Der Unabhängige Verwaltungssenat für die Steiermark hat durch die Kammermitglieder Dr. Merl, Dr. Hütter und Dr. Ruiner über die Berufung der Frau K F, St. G, gegen das Straferkenntnis der Bezirkshauptmannschaft Leibnitz vom 28.06.2000, GZ.: 15.1 2000/1112, wie folgt entschieden:
Gemäß § 66 Abs 4 Allgemeines Verwaltungsverfahrensgesetz 1991 (im Folgenden AVG) in Verbindung mit § 24 Verwaltungsstrafgesetz 1991 (im Folgenden VStG) wird der Berufung Folge gegeben, das Straferkenntnis aufgehoben und das Verfahren nach § 45 Abs 1 Z 2 VStG eingestellt.
Die Bezirkshauptmannschaft Leibnitz als erste Instanz warf der Berufungswerberin vor, sie habe es als "persönlich haftender Gesellschafter" der F & R OEG in St. G zu verantworten, dass in dieser Firma der kroatische Staatsangehörige G R, vom 13.01.1998 bis 22.12.1999 ohne Beschäftigungsbewilligung oder Anzeigenbestätigung
, Arbeitserlaubnis, Befreiungsschein oder Entsendebewilligung beschäftigt worden sei, und verhängte eine Geldstrafe von S 40.000,--.

++++++++

*AUFGABENBESCHREIBUNG:* Entnehmen Sie der Berufungsentscheidung unverändert den Abschnitt, der mit den Worten „Die Bezirkshauptmannschaft Leibnitz“ anfängt und mit „von S 40.000,--.“ schließt.

*BEREITGESTELLTE DATEN:*
++++++++

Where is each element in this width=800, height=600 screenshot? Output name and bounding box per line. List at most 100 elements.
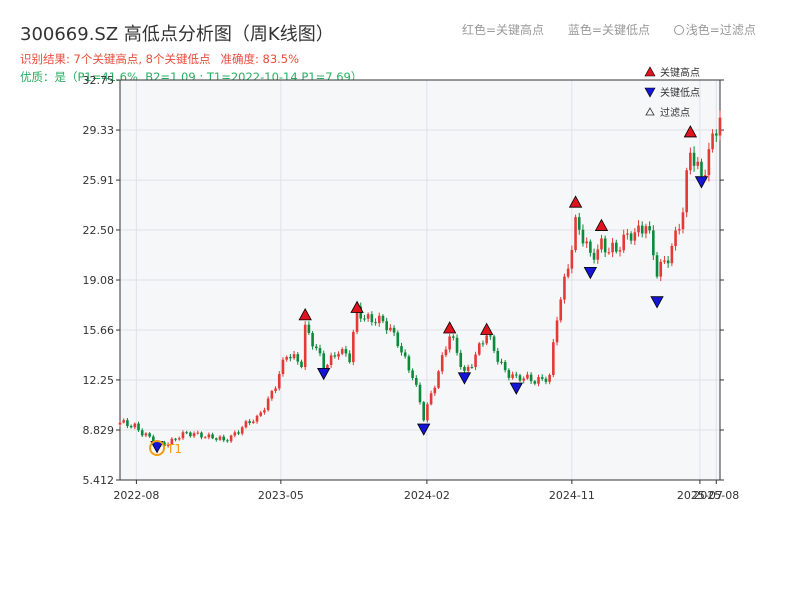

++++++++

*ANTWORT:*
Die Bezirkshauptmannschaft Leibnitz als erste Instanz warf der Berufungswerberin vor, sie habe es als "persönlich haftender Gesellschafter" der F & R OEG in St. G zu verantworten, dass in dieser Firma der kroatische Staatsangehörige G R, vom 13.01.1998 bis 22.12.1999 ohne Beschäftigungsbewilligung oder Anzeigenbestätigung
, Arbeitserlaubnis, Befreiungsschein oder Entsendebewilligung beschäftigt worden sei, und verhängte eine Geldstrafe von S 40.000,--.